_Available data:_

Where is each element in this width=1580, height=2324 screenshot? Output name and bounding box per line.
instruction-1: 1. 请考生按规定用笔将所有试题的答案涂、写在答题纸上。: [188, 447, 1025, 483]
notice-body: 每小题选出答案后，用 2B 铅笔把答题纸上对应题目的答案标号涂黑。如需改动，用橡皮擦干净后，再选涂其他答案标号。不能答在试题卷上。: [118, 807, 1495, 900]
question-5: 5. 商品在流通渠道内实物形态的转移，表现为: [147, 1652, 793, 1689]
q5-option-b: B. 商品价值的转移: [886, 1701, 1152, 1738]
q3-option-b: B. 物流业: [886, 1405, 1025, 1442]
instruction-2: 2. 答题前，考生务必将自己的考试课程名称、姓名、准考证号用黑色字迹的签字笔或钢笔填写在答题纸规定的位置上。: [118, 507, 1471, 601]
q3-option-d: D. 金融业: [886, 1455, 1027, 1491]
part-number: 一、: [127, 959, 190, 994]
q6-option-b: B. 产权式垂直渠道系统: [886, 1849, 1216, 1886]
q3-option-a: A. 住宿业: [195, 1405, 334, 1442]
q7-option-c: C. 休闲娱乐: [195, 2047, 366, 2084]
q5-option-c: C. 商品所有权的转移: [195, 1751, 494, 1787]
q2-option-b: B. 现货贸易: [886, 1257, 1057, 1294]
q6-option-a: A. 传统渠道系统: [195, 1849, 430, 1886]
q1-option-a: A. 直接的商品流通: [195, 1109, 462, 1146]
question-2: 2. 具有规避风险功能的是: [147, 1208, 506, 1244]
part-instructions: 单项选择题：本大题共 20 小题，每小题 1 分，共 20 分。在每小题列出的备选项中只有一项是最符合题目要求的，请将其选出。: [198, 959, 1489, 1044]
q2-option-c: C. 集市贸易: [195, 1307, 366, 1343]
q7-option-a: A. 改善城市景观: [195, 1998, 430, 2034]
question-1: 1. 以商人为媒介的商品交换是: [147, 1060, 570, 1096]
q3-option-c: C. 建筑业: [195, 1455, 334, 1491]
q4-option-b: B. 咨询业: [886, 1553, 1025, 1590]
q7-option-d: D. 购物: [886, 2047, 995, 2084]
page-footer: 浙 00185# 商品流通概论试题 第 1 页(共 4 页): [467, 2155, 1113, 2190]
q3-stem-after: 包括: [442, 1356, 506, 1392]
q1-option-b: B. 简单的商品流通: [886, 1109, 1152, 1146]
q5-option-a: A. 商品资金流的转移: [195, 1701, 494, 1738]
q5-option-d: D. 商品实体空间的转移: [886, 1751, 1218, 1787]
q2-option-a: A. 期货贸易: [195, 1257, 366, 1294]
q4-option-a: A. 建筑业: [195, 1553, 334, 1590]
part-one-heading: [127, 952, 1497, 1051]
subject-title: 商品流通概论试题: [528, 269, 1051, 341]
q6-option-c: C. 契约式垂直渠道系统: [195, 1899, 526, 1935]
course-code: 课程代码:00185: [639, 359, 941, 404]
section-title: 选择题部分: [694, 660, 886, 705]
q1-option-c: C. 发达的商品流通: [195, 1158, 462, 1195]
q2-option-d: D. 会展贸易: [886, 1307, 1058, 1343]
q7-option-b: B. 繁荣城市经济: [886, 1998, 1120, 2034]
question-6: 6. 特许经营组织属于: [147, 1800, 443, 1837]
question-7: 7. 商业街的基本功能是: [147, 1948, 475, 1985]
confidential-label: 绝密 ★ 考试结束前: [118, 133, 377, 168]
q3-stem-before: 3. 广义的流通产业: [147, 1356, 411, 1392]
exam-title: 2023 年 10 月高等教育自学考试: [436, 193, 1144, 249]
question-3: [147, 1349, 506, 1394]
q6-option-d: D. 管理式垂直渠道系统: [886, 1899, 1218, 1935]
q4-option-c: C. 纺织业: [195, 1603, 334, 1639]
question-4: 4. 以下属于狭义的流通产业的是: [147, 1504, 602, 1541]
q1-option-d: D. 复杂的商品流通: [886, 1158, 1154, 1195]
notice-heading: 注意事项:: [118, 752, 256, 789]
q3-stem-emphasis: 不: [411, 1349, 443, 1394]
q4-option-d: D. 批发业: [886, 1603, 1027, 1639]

_What needs to be done:_ Repeat everything from the start of the records down to the line containing "notice-body: 每小题选出答案后，用 2B", swapping "bounding box" for "box coordinates" and leaving the rest unchanged.

_Solution for this problem:_
Where is each element in this width=1580, height=2324 screenshot? Output name and box coordinates per line.
instruction-1: 1. 请考生按规定用笔将所有试题的答案涂、写在答题纸上。: [188, 447, 1025, 483]
notice-body: 每小题选出答案后，用 2B 铅笔把答题纸上对应题目的答案标号涂黑。如需改动，用橡皮擦干净后，再选涂其他答案标号。不能答在试题卷上。: [118, 807, 1495, 900]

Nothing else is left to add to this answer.